>> BEGIN Available data

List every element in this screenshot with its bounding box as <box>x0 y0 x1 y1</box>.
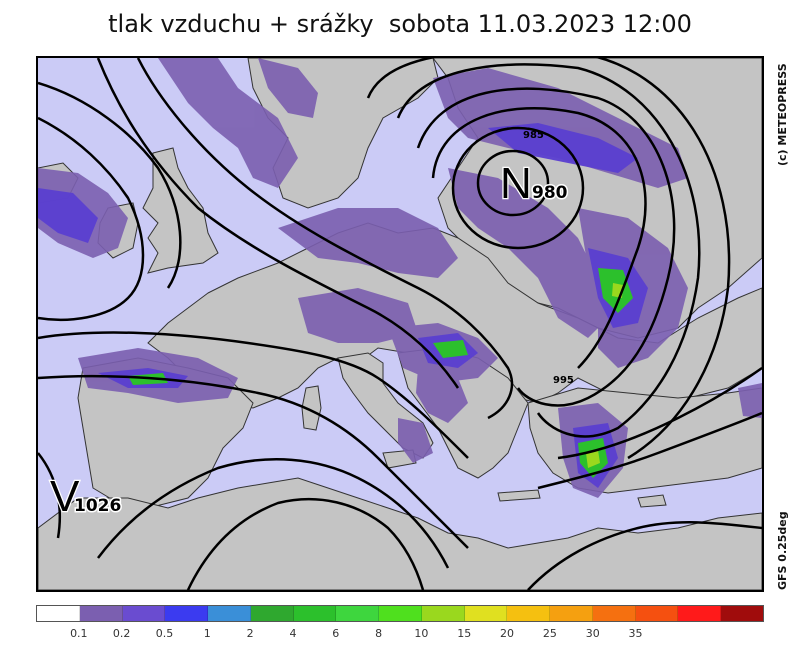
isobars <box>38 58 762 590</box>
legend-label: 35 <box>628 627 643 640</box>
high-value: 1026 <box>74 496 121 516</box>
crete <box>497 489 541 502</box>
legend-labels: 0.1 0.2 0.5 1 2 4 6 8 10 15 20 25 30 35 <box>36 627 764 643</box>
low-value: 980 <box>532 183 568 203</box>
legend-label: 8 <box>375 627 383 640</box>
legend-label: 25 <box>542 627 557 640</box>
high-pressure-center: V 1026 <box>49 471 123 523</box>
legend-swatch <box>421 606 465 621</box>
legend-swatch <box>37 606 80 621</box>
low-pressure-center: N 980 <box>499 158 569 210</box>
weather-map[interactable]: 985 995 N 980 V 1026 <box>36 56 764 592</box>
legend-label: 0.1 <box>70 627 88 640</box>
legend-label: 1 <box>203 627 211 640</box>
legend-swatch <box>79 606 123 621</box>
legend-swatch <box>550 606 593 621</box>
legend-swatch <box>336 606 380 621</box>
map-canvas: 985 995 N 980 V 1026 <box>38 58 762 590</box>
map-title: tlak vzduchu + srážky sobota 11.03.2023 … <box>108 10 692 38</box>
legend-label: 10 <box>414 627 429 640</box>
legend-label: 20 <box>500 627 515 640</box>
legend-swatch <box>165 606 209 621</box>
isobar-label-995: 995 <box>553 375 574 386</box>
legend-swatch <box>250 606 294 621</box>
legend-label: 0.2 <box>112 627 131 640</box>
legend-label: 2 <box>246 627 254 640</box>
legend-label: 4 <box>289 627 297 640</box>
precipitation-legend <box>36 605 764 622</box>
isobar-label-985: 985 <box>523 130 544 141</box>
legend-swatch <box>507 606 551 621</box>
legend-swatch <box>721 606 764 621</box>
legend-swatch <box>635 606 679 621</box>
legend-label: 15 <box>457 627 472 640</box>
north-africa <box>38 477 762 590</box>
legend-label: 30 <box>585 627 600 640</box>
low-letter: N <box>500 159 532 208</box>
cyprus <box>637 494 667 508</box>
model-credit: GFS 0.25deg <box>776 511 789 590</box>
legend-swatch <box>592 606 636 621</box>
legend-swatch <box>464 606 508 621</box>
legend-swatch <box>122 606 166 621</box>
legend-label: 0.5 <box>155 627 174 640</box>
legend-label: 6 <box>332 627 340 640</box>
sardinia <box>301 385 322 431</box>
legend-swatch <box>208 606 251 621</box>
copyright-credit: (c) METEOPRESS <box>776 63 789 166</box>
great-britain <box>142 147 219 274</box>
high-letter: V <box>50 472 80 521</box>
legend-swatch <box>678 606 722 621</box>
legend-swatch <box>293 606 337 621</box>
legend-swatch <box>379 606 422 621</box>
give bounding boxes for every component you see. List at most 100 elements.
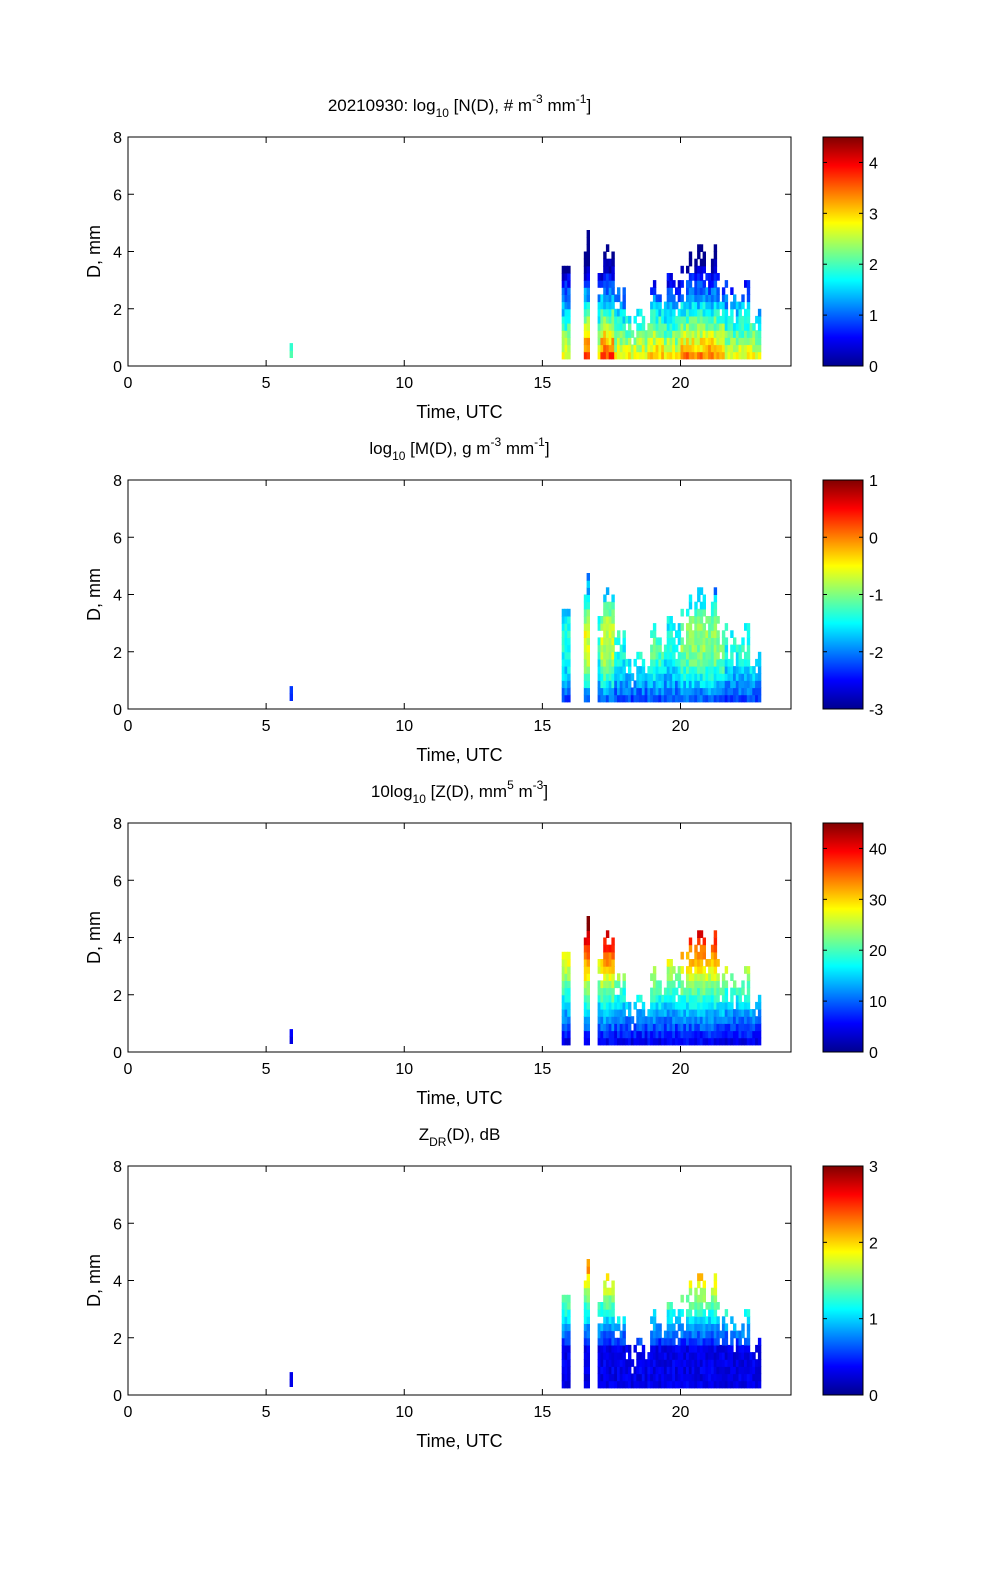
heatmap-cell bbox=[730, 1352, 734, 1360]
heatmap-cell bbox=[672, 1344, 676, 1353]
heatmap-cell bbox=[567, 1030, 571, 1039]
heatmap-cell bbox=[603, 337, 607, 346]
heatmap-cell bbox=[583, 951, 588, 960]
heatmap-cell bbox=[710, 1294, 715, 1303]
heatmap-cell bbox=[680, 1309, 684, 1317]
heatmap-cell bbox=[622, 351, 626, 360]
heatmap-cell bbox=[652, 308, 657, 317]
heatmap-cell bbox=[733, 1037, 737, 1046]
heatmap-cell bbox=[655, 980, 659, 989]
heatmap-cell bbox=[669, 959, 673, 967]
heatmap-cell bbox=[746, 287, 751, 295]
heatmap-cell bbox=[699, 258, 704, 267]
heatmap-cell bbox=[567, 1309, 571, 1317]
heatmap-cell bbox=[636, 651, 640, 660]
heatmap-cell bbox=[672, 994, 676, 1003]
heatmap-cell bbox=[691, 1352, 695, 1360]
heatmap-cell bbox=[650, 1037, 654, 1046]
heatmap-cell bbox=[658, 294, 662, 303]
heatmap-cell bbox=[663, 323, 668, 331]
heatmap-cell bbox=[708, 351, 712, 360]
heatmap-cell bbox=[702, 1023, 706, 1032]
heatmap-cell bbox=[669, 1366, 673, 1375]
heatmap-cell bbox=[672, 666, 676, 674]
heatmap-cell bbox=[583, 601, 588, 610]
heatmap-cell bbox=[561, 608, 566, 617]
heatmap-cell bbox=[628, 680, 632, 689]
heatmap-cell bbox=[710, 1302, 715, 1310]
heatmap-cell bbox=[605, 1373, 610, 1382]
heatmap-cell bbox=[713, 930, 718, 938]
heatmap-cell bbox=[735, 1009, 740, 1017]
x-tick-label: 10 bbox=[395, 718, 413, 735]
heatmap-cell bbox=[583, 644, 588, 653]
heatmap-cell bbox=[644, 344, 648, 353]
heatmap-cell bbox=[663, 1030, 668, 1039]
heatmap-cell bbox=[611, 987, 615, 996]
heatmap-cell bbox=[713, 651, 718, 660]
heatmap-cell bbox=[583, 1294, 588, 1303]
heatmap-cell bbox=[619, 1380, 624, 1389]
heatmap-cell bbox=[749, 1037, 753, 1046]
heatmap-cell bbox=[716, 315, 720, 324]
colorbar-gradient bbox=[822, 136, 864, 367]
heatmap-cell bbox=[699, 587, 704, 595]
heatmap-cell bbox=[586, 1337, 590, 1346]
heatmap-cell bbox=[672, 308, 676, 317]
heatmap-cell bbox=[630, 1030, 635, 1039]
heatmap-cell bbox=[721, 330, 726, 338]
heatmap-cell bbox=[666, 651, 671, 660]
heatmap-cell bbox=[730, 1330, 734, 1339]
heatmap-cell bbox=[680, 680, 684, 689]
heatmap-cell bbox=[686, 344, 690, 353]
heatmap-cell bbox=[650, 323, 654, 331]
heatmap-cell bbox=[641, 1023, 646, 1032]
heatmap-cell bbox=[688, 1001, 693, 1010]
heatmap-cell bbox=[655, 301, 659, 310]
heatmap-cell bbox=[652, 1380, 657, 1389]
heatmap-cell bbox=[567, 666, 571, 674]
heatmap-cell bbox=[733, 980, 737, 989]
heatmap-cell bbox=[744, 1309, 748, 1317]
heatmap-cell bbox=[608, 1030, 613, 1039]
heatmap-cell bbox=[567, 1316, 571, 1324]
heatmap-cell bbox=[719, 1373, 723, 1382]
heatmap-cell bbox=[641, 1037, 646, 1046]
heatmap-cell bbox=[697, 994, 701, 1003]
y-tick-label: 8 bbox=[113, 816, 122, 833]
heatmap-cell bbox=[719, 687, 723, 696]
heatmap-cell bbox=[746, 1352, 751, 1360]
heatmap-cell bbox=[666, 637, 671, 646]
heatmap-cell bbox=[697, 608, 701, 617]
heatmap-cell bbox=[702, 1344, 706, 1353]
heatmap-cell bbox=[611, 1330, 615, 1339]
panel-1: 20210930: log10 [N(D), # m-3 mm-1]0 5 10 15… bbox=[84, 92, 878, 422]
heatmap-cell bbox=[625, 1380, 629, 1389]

>> END Available data

Rewrite the listing above, replacing every occurrence of "legend-swatch" with "legend-color" and changing nothing else. Leave out the pictures.

**Correct response**
List every element in this screenshot with its bounding box as <box>x0 y0 x1 y1</box>.
isobars <box>38 58 762 590</box>
legend-label: 35 <box>628 627 643 640</box>
high-value: 1026 <box>74 496 121 516</box>
crete <box>497 489 541 502</box>
legend-labels: 0.1 0.2 0.5 1 2 4 6 8 10 15 20 25 30 35 <box>36 627 764 643</box>
low-value: 980 <box>532 183 568 203</box>
legend-label: 8 <box>375 627 383 640</box>
legend-label: 25 <box>542 627 557 640</box>
high-pressure-center: V 1026 <box>49 471 123 523</box>
legend-color <box>421 606 465 621</box>
legend-color <box>37 606 80 621</box>
low-pressure-center: N 980 <box>499 158 569 210</box>
weather-map[interactable]: 985 995 N 980 V 1026 <box>36 56 764 592</box>
legend-label: 0.1 <box>70 627 88 640</box>
legend-label: 1 <box>203 627 211 640</box>
legend-color <box>79 606 123 621</box>
legend-color <box>550 606 593 621</box>
legend-color <box>336 606 380 621</box>
map-canvas: 985 995 N 980 V 1026 <box>38 58 762 590</box>
map-title: tlak vzduchu + srážky sobota 11.03.2023 … <box>108 10 692 38</box>
legend-label: 10 <box>414 627 429 640</box>
legend-label: 20 <box>500 627 515 640</box>
legend-color <box>165 606 209 621</box>
isobar-label-995: 995 <box>553 375 574 386</box>
legend-color <box>250 606 294 621</box>
legend-label: 0.2 <box>112 627 131 640</box>
legend-label: 2 <box>246 627 254 640</box>
legend-label: 4 <box>289 627 297 640</box>
precipitation-legend <box>36 605 764 622</box>
isobar-label-985: 985 <box>523 130 544 141</box>
legend-color <box>507 606 551 621</box>
legend-color <box>721 606 764 621</box>
legend-color <box>635 606 679 621</box>
legend-label: 15 <box>457 627 472 640</box>
north-africa <box>38 477 762 590</box>
legend-label: 30 <box>585 627 600 640</box>
low-letter: N <box>500 159 532 208</box>
cyprus <box>637 494 667 508</box>
model-credit: GFS 0.25deg <box>776 511 789 590</box>
legend-color <box>592 606 636 621</box>
legend-color <box>464 606 508 621</box>
legend-color <box>122 606 166 621</box>
legend-label: 0.5 <box>155 627 174 640</box>
legend-label: 6 <box>332 627 340 640</box>
sardinia <box>301 385 322 431</box>
legend-color <box>208 606 251 621</box>
copyright-credit: (c) METEOPRESS <box>776 63 789 166</box>
great-britain <box>142 147 219 274</box>
high-letter: V <box>50 472 80 521</box>
legend-color <box>678 606 722 621</box>
legend-color <box>293 606 337 621</box>
legend-color <box>379 606 422 621</box>
give bounding boxes for every component you see. List at most 100 elements.
heatmap-cell bbox=[730, 1352, 734, 1360]
heatmap-cell bbox=[672, 1344, 676, 1353]
heatmap-cell bbox=[567, 1030, 571, 1039]
heatmap-cell bbox=[603, 337, 607, 346]
heatmap-cell bbox=[583, 951, 588, 960]
heatmap-cell bbox=[710, 1294, 715, 1303]
heatmap-cell bbox=[680, 1309, 684, 1317]
heatmap-cell bbox=[622, 351, 626, 360]
heatmap-cell bbox=[652, 308, 657, 317]
heatmap-cell bbox=[733, 1037, 737, 1046]
heatmap-cell bbox=[655, 980, 659, 989]
heatmap-cell bbox=[669, 959, 673, 967]
heatmap-cell bbox=[746, 287, 751, 295]
heatmap-cell bbox=[699, 258, 704, 267]
heatmap-cell bbox=[567, 1309, 571, 1317]
heatmap-cell bbox=[636, 651, 640, 660]
heatmap-cell bbox=[672, 994, 676, 1003]
heatmap-cell bbox=[691, 1352, 695, 1360]
heatmap-cell bbox=[650, 1037, 654, 1046]
heatmap-cell bbox=[658, 294, 662, 303]
heatmap-cell bbox=[663, 323, 668, 331]
heatmap-cell bbox=[708, 351, 712, 360]
heatmap-cell bbox=[702, 1023, 706, 1032]
heatmap-cell bbox=[669, 1366, 673, 1375]
heatmap-cell bbox=[672, 666, 676, 674]
heatmap-cell bbox=[583, 601, 588, 610]
heatmap-cell bbox=[561, 608, 566, 617]
heatmap-cell bbox=[628, 680, 632, 689]
heatmap-cell bbox=[710, 1302, 715, 1310]
heatmap-cell bbox=[605, 1373, 610, 1382]
heatmap-cell bbox=[713, 930, 718, 938]
heatmap-cell bbox=[735, 1009, 740, 1017]
x-tick-label: 10 bbox=[395, 718, 413, 735]
heatmap-cell bbox=[583, 644, 588, 653]
heatmap-cell bbox=[644, 344, 648, 353]
heatmap-cell bbox=[663, 1030, 668, 1039]
heatmap-cell bbox=[611, 987, 615, 996]
heatmap-cell bbox=[713, 651, 718, 660]
heatmap-cell bbox=[583, 1294, 588, 1303]
heatmap-cell bbox=[619, 1380, 624, 1389]
heatmap-cell bbox=[749, 1037, 753, 1046]
heatmap-cell bbox=[716, 315, 720, 324]
colorbar-gradient bbox=[822, 136, 864, 367]
heatmap-cell bbox=[699, 587, 704, 595]
heatmap-cell bbox=[586, 1337, 590, 1346]
heatmap-cell bbox=[672, 308, 676, 317]
heatmap-cell bbox=[630, 1030, 635, 1039]
heatmap-cell bbox=[721, 330, 726, 338]
heatmap-cell bbox=[666, 651, 671, 660]
heatmap-cell bbox=[730, 1330, 734, 1339]
heatmap-cell bbox=[680, 680, 684, 689]
heatmap-cell bbox=[686, 344, 690, 353]
heatmap-cell bbox=[650, 323, 654, 331]
heatmap-cell bbox=[641, 1023, 646, 1032]
heatmap-cell bbox=[688, 1001, 693, 1010]
heatmap-cell bbox=[655, 301, 659, 310]
heatmap-cell bbox=[652, 1380, 657, 1389]
heatmap-cell bbox=[567, 666, 571, 674]
heatmap-cell bbox=[733, 980, 737, 989]
heatmap-cell bbox=[744, 1309, 748, 1317]
heatmap-cell bbox=[608, 1030, 613, 1039]
heatmap-cell bbox=[567, 1316, 571, 1324]
heatmap-cell bbox=[719, 1373, 723, 1382]
heatmap-cell bbox=[641, 1037, 646, 1046]
heatmap-cell bbox=[697, 994, 701, 1003]
y-tick-label: 8 bbox=[113, 816, 122, 833]
heatmap-cell bbox=[719, 687, 723, 696]
heatmap-cell bbox=[746, 1352, 751, 1360]
heatmap-cell bbox=[666, 637, 671, 646]
heatmap-cell bbox=[697, 608, 701, 617]
heatmap-cell bbox=[702, 1344, 706, 1353]
heatmap-cell bbox=[611, 1330, 615, 1339]
panel-1: 20210930: log10 [N(D), # m-3 mm-1]0 5 10 15… bbox=[84, 92, 878, 422]
heatmap-cell bbox=[625, 1380, 629, 1389]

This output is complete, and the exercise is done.